### Written exercise
Can all of these lines be returned exactly?

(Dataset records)

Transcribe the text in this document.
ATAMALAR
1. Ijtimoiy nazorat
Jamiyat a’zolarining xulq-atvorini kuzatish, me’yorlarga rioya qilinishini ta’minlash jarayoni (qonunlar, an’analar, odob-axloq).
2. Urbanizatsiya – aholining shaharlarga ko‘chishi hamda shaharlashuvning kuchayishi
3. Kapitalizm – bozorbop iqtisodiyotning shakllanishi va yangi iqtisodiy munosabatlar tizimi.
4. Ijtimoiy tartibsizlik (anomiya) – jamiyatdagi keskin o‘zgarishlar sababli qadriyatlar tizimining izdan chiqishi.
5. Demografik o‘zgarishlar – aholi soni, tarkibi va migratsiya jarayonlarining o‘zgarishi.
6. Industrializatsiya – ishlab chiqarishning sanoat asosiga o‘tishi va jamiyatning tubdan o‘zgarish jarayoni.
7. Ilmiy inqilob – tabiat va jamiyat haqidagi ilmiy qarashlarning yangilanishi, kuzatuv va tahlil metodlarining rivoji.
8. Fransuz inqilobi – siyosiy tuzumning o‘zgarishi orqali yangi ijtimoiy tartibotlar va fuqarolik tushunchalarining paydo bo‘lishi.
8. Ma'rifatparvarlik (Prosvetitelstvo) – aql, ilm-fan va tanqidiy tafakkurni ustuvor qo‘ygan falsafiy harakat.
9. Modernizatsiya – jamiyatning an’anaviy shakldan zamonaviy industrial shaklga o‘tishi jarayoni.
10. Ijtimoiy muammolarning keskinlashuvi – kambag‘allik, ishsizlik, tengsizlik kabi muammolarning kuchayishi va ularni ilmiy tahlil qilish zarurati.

### Solution to this task
Transcribe the text in this document.
ATAMALAR
1. Ijtimoiy nazorat
Jamiyat a’zolarining xulq-atvorini kuzatish, me’yorlarga rioya qilinishini ta’minlash jarayoni (qonunlar, an’analar, odob-axloq).
2. Urbanizatsiya – aholining shaharlarga ko‘chishi hamda shaharlashuvning kuchayishi
3. Kapitalizm – bozorbop iqtisodiyotning shakllanishi va yangi iqtisodiy munosabatlar tizimi.
4. Ijtimoiy tartibsizlik (anomiya) – jamiyatdagi keskin o‘zgarishlar sababli qadriyatlar tizimining izdan chiqishi.
5. Demografik o‘zgarishlar – aholi soni, tarkibi va migratsiya jarayonlarining o‘zgarishi.
6. Industrializatsiya – ishlab chiqarishning sanoat asosiga o‘tishi va jamiyatning tubdan o‘zgarish jarayoni.
7. Ilmiy inqilob – tabiat va jamiyat haqidagi ilmiy qarashlarning yangilanishi, kuzatuv va tahlil metodlarining rivoji.
8. Fransuz inqilobi – siyosiy tuzumning o‘zgarishi orqali yangi ijtimoiy tartibotlar va fuqarolik tushunchalarining paydo bo‘lishi.
8. Ma'rifatparvarlik (Prosvetitelstvo) – aql, ilm-fan va tanqidiy tafakkurni ustuvor qo‘ygan falsafiy harakat.
9. Modernizatsiya – jamiyatning an’anaviy shakldan zamonaviy industrial shaklga o‘tishi jarayoni.
10. Ijtimoiy muammolarning keskinlashuvi – kambag‘allik, ishsizlik, tengsizlik kabi muammolarning kuchayishi va ularni ilmiy tahlil qilish zarurati.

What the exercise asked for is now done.